In the material below, identify each line bearing the word "τοῦτο". Reproduce those lines.

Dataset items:
····················

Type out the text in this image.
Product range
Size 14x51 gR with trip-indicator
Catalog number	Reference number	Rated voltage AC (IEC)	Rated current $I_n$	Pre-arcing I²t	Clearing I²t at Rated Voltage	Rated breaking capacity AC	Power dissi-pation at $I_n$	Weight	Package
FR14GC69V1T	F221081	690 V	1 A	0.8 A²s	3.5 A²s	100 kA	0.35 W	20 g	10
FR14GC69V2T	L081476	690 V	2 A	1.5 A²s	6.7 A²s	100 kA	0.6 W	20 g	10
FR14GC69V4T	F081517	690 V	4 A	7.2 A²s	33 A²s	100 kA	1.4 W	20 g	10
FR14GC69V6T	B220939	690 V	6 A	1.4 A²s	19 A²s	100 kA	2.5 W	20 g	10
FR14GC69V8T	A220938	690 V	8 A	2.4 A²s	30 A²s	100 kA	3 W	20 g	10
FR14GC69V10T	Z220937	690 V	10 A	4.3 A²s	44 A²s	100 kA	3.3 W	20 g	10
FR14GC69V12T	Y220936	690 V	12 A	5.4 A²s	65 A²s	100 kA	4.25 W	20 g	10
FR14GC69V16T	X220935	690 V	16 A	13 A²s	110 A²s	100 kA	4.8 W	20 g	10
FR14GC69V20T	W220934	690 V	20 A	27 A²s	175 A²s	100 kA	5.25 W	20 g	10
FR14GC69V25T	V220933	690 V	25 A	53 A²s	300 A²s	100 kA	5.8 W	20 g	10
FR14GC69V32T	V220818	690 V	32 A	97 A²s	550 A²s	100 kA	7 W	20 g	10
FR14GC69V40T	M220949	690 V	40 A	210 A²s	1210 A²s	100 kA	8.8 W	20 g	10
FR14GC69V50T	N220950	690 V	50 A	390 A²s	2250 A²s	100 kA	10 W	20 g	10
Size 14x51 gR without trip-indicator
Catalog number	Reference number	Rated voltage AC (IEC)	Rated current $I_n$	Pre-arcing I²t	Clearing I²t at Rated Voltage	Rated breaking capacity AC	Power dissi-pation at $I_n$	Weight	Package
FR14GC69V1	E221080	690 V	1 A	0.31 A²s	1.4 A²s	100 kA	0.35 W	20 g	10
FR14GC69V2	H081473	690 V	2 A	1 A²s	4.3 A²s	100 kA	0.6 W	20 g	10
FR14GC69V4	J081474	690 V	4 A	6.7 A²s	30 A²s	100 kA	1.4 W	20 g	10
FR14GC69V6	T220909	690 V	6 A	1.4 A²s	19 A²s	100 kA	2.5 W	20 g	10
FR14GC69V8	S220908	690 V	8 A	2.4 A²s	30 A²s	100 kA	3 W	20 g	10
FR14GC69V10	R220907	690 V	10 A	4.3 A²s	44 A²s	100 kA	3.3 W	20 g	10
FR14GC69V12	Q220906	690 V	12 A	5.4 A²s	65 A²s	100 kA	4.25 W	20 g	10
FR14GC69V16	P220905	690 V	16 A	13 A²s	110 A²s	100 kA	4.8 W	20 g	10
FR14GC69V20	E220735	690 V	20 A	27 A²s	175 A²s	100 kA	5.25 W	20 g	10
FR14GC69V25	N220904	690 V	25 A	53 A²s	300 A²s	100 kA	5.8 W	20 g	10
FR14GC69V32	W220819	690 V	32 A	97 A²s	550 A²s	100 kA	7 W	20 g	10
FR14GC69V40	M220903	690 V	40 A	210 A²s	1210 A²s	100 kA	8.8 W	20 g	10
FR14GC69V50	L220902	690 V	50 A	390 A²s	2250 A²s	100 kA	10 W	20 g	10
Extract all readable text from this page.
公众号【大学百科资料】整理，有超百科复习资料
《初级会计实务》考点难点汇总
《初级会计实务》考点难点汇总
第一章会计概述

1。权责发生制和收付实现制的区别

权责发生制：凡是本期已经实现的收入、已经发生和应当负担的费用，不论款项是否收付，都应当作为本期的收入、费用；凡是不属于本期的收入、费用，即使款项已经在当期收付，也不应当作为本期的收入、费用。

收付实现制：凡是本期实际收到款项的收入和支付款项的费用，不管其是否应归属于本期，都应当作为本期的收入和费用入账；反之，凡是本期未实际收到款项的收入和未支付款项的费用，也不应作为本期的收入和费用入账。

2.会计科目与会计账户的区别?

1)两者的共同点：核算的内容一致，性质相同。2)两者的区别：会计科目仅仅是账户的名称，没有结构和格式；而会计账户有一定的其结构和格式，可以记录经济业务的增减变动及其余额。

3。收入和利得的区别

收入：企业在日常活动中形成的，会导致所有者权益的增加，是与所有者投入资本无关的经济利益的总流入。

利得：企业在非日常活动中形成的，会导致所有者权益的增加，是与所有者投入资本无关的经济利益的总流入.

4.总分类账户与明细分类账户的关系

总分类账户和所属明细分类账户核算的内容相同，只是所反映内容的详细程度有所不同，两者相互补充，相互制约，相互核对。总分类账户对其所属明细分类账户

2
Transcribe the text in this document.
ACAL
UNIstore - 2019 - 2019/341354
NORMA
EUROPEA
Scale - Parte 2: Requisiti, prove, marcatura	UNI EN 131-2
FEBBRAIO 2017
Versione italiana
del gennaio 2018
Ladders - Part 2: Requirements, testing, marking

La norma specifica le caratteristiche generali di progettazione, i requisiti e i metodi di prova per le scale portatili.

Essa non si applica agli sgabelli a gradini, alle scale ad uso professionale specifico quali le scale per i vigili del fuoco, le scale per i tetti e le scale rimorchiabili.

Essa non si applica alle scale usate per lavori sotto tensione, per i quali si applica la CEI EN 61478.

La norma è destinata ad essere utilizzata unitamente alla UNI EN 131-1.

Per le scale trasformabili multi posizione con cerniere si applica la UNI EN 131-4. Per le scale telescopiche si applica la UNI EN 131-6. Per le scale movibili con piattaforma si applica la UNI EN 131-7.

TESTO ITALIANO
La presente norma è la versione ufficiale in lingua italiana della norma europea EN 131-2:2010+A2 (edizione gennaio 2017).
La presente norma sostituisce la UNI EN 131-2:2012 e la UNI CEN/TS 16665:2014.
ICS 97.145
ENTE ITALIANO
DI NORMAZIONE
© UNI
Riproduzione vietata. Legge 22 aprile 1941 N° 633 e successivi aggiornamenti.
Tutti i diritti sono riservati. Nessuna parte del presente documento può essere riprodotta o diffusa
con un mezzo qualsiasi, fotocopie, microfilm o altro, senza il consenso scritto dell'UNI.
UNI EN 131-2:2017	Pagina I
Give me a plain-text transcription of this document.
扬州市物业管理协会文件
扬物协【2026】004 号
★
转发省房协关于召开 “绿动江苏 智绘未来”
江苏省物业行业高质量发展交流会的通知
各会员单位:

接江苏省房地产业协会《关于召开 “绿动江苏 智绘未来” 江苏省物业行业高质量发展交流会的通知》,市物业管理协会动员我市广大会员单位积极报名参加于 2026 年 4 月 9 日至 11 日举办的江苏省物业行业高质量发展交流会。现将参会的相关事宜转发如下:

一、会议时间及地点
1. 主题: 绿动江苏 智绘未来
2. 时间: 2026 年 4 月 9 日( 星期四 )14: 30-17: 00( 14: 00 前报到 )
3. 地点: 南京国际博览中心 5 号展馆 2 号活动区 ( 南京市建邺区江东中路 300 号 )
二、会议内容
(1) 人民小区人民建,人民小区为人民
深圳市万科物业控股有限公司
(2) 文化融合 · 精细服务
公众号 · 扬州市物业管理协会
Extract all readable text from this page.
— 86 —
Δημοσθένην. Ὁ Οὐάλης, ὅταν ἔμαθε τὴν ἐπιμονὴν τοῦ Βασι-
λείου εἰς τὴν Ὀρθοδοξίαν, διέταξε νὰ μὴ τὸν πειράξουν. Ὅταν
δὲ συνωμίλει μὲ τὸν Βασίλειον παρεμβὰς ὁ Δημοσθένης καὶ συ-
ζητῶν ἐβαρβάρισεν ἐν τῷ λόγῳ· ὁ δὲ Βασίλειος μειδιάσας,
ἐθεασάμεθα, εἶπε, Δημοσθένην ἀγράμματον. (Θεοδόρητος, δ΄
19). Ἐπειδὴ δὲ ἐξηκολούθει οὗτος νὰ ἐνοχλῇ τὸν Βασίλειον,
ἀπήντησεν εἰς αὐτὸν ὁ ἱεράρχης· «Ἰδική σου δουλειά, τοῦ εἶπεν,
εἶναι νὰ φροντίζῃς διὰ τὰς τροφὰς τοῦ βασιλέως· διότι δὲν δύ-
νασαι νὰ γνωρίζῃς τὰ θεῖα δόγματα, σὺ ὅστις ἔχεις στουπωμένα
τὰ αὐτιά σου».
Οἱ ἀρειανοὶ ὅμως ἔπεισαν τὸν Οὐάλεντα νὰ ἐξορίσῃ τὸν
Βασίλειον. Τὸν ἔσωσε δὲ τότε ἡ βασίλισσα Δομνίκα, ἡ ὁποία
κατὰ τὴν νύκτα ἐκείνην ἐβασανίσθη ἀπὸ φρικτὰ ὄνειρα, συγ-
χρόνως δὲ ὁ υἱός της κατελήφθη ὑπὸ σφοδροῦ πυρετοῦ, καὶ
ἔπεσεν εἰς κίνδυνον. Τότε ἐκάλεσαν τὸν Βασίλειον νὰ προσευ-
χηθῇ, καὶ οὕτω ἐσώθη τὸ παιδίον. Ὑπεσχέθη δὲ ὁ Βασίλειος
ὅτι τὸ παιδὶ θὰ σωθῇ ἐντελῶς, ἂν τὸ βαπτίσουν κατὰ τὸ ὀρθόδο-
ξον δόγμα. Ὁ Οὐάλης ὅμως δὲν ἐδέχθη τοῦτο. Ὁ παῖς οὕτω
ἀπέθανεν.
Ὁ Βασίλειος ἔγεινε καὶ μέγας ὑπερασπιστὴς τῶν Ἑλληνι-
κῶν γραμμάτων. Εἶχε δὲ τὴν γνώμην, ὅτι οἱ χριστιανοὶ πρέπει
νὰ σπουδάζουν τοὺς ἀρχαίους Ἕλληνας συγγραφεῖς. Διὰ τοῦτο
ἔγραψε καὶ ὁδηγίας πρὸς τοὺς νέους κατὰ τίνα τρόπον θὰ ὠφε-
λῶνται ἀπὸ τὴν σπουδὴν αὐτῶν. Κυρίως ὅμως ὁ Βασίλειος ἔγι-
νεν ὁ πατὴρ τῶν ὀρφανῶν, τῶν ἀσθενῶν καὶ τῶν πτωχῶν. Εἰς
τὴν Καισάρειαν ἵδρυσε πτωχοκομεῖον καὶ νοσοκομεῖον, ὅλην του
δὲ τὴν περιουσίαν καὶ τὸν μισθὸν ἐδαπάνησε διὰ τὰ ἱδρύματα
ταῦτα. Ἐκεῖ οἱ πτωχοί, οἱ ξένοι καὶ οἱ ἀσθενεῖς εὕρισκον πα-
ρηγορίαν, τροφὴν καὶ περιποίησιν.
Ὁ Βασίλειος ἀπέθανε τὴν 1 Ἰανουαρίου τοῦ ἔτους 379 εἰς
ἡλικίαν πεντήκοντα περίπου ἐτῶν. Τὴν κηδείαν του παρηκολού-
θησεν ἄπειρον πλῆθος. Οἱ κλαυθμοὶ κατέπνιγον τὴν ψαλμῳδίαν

····················

Finished answer:
ξον δόγμα. Ὁ Οὐάλης ὅμως δὲν ἐδέχθη τοῦτο. Ὁ παῖς οὕτω
νὰ σπουδάζουν τοὺς ἀρχαίους Ἕλληνας συγγραφεῖς. Διὰ τοῦτο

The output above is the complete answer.